++++ Excerpted data ++++
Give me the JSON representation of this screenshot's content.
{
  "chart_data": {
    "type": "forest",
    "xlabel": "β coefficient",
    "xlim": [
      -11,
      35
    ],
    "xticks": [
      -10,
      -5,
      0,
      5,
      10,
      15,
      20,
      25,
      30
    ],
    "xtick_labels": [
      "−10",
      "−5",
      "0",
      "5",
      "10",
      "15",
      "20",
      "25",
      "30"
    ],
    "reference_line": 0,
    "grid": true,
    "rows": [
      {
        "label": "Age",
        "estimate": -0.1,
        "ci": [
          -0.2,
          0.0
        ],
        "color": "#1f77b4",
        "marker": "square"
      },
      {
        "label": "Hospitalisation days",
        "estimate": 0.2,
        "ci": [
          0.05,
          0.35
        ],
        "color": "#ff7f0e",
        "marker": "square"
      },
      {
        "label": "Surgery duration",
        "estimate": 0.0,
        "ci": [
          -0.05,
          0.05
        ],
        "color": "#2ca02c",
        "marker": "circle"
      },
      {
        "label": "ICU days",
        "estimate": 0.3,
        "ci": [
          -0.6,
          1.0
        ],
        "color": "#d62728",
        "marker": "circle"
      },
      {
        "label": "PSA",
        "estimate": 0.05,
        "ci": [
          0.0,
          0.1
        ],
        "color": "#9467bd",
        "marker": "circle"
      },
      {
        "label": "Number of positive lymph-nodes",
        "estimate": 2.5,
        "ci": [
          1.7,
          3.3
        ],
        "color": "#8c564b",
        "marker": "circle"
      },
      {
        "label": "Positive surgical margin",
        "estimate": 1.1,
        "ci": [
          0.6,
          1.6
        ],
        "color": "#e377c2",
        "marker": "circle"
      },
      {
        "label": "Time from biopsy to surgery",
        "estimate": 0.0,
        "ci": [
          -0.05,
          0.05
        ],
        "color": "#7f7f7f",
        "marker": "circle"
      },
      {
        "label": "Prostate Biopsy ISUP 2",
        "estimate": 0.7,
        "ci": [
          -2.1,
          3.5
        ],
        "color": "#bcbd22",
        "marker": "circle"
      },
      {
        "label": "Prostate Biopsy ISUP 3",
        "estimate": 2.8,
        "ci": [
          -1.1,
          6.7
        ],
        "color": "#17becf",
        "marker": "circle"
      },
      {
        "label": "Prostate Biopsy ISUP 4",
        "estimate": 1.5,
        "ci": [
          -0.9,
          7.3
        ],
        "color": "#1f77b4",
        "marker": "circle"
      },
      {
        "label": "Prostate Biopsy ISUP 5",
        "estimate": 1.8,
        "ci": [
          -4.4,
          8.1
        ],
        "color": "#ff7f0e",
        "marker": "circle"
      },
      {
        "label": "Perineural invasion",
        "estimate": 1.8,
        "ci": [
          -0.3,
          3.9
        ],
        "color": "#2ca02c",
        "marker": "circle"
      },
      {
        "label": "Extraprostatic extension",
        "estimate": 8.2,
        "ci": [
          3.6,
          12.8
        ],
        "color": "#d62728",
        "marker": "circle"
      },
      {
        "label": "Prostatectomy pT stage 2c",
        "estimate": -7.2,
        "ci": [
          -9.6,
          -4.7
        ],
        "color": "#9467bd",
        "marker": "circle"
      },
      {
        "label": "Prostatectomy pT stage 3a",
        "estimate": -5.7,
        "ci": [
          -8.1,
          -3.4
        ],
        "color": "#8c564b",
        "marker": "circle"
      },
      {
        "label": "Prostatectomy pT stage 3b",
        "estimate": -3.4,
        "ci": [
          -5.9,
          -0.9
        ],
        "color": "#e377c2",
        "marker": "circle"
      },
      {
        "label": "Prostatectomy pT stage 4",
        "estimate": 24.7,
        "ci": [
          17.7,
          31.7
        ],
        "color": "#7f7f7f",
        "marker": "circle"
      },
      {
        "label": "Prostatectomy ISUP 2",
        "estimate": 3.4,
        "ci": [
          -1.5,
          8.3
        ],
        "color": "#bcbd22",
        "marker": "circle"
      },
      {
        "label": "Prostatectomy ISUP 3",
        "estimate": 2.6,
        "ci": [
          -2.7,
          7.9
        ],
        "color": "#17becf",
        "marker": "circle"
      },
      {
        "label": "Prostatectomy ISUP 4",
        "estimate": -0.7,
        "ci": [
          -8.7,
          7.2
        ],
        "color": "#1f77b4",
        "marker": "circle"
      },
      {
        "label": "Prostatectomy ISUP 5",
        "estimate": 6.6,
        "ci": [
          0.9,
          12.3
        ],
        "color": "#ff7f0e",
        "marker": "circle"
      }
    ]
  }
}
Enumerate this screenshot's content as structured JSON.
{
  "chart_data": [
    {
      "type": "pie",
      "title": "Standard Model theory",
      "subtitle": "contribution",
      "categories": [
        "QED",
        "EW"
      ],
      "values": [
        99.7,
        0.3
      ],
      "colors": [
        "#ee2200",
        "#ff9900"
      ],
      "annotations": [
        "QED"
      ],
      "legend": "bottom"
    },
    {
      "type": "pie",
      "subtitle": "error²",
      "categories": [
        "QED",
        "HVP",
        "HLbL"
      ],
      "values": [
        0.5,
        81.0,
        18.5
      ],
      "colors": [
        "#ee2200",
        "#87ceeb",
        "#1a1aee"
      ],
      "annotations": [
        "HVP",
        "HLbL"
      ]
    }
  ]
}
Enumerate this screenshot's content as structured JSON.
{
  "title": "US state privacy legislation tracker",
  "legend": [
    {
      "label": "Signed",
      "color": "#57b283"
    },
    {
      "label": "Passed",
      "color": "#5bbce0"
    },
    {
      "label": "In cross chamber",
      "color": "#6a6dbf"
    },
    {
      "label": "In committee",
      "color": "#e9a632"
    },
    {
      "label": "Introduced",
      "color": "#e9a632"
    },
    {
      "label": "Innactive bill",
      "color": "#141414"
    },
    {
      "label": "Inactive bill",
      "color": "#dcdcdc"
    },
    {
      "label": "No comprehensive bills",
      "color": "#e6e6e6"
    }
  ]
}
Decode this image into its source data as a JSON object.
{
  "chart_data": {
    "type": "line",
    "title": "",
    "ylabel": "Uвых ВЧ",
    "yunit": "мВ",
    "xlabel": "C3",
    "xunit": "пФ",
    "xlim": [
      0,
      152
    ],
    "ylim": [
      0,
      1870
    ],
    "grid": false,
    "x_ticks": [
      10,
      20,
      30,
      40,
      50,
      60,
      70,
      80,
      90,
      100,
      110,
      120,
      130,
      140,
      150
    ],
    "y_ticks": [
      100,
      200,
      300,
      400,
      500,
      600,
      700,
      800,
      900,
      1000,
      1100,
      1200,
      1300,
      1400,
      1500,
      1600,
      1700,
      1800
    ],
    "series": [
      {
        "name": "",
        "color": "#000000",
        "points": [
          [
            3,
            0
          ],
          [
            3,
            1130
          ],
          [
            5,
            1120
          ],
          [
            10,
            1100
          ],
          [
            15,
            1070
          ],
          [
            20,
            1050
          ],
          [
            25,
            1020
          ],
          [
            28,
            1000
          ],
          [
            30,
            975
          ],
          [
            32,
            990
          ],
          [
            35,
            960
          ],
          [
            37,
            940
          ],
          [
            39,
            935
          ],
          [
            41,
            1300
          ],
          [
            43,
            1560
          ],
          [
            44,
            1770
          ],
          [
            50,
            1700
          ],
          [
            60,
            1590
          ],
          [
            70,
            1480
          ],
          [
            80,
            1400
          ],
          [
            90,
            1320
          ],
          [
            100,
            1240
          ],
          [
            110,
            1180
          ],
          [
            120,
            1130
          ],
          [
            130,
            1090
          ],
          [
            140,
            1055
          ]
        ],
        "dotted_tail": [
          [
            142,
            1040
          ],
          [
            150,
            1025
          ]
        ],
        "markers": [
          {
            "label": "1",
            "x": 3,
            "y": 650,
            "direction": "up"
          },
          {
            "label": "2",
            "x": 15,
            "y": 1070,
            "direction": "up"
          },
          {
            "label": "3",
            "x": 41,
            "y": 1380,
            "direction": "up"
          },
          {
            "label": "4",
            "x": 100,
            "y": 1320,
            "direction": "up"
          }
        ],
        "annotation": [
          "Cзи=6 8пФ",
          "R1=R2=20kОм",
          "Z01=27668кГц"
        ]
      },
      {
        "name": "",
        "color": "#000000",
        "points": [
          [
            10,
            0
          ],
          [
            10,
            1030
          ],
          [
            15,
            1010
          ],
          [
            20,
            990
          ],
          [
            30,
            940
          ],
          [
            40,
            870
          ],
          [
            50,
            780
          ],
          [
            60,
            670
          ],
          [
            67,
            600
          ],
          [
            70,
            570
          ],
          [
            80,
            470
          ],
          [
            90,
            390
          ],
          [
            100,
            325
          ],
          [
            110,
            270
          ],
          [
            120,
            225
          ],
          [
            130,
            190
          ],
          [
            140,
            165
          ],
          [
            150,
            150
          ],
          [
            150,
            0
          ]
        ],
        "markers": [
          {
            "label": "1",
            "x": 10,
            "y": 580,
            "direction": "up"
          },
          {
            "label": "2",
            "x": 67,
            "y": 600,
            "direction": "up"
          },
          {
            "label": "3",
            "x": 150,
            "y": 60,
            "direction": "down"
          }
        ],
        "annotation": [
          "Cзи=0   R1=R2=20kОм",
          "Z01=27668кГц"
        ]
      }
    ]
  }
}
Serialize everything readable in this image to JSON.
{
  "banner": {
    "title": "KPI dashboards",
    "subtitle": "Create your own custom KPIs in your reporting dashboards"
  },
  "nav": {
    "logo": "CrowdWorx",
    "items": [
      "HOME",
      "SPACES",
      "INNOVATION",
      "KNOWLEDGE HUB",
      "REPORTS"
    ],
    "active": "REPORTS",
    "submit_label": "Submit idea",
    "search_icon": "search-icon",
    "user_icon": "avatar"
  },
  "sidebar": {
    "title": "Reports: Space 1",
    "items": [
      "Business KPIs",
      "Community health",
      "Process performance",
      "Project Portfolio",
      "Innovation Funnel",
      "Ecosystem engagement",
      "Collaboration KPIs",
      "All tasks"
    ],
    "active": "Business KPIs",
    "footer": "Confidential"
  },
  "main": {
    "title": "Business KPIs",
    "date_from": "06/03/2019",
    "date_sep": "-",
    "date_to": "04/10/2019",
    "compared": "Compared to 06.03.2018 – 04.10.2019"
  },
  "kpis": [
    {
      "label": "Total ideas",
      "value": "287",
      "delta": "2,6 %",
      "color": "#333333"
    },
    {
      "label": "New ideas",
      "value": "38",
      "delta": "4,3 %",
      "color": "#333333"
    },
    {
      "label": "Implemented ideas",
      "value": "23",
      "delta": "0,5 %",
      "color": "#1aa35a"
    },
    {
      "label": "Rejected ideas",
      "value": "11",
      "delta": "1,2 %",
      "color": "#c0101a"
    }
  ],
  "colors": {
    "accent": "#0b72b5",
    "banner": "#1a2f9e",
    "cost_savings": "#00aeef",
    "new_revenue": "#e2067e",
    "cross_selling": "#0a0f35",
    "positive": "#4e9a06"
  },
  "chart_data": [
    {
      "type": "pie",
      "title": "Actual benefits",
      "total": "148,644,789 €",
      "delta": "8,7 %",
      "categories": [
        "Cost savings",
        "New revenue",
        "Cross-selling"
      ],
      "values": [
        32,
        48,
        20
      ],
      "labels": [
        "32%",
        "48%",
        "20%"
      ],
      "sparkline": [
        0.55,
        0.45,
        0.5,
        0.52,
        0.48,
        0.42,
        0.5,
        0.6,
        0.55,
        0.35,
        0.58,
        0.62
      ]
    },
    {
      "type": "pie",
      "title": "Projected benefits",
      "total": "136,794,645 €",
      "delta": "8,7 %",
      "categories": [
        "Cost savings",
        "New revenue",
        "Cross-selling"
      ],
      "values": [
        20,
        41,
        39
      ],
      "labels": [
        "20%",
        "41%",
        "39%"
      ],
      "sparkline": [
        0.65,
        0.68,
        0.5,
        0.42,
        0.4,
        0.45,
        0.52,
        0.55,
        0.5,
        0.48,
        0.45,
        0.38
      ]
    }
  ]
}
++++
Objective -
Wherever the string "dashboards" appears in the entries above, list that line.

Answer to the problem -
    "title": "KPI dashboards",
    "subtitle": "Create your own custom KPIs in your reporting dashboards"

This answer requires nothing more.